**Exercise aim**
Reproduce verbatim the lines running from the start of the records through the line that contains "event-icons bbox=[714, 507, 786, 523]", both ends included.

START

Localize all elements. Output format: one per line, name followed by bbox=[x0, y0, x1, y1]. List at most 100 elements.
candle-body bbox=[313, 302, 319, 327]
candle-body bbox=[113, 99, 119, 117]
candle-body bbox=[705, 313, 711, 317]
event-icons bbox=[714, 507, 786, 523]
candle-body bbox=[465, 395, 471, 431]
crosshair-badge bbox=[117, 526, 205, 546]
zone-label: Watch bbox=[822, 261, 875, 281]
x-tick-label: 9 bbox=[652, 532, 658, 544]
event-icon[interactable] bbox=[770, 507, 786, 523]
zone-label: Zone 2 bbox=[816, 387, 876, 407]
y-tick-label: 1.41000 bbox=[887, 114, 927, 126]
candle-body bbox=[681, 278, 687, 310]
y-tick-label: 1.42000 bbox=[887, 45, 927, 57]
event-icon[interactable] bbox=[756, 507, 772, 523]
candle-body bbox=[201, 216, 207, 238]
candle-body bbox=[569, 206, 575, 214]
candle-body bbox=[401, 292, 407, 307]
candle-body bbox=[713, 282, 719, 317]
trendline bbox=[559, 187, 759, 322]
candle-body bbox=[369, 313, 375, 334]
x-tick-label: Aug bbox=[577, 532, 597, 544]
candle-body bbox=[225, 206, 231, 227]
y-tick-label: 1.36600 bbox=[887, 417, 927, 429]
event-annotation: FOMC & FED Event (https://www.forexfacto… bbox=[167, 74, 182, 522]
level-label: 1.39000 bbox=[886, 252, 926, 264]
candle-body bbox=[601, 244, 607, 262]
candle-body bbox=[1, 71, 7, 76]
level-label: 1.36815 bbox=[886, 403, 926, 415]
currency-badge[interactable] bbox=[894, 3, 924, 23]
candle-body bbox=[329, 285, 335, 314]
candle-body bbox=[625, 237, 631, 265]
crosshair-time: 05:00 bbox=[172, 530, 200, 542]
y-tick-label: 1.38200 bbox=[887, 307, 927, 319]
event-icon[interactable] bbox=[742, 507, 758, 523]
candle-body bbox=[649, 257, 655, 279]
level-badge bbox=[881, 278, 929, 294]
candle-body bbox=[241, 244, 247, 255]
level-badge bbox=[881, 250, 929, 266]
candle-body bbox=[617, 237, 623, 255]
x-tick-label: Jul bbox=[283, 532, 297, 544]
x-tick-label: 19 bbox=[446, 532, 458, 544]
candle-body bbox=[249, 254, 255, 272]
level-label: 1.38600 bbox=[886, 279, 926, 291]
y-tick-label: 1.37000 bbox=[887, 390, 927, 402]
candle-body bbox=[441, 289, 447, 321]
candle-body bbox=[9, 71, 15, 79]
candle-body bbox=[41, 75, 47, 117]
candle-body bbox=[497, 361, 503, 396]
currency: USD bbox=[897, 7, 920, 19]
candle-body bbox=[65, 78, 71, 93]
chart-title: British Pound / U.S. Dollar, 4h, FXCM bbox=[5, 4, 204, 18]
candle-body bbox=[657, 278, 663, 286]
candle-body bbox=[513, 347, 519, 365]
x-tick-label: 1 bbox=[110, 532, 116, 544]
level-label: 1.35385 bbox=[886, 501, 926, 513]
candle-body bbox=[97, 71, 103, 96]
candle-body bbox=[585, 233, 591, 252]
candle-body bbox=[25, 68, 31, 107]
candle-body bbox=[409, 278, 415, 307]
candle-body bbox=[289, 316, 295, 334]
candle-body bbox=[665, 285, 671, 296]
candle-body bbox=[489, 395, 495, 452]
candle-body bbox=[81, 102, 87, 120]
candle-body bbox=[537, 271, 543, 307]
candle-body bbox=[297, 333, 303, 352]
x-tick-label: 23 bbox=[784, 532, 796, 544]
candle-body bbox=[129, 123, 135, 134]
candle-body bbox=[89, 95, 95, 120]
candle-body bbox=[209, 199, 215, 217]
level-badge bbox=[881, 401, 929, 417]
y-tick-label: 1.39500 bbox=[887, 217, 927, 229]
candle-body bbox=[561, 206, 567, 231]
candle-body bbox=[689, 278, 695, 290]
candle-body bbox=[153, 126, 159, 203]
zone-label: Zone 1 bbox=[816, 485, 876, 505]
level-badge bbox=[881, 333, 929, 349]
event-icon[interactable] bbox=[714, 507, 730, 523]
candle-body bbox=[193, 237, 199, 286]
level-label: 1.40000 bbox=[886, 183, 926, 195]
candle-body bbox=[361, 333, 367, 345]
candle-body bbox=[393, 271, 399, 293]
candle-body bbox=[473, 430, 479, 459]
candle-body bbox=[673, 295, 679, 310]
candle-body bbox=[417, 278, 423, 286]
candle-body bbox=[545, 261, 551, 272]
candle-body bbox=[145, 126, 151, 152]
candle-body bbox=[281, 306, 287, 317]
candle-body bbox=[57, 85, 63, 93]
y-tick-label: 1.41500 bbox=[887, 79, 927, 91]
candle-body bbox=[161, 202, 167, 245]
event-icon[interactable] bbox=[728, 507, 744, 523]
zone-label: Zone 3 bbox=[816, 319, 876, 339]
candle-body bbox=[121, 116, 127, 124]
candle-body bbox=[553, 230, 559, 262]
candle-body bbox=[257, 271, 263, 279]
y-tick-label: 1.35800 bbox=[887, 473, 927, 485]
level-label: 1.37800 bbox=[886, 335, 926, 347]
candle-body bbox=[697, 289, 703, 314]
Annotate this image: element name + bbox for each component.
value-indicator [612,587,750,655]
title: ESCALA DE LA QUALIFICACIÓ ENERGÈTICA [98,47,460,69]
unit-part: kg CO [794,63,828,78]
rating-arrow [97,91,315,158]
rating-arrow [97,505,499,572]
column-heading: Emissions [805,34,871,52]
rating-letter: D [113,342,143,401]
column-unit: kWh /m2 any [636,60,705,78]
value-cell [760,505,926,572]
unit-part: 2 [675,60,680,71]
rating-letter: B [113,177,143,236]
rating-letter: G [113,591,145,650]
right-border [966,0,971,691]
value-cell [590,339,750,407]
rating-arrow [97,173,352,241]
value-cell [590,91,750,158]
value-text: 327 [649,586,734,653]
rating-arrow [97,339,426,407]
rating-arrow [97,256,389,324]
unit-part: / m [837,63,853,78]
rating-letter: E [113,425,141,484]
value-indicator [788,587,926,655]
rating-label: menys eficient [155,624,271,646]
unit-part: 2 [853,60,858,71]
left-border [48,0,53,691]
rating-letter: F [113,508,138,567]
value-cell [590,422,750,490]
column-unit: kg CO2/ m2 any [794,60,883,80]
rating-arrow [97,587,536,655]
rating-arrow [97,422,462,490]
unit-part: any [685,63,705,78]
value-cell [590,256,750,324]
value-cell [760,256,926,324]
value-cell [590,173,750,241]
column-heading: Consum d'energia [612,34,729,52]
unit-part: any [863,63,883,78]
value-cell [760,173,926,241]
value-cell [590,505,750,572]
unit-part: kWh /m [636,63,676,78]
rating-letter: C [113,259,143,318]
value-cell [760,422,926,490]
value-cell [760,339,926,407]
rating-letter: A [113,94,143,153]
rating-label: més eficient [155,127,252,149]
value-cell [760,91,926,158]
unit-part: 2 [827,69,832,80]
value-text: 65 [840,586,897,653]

END

**Completed task**
Localize all elements. Output format: one per line, name followed by bbox=[x0, y0, x1, y1]. List at most 100 elements.
candle-body bbox=[313, 302, 319, 327]
candle-body bbox=[113, 99, 119, 117]
candle-body bbox=[705, 313, 711, 317]
event-icons bbox=[714, 507, 786, 523]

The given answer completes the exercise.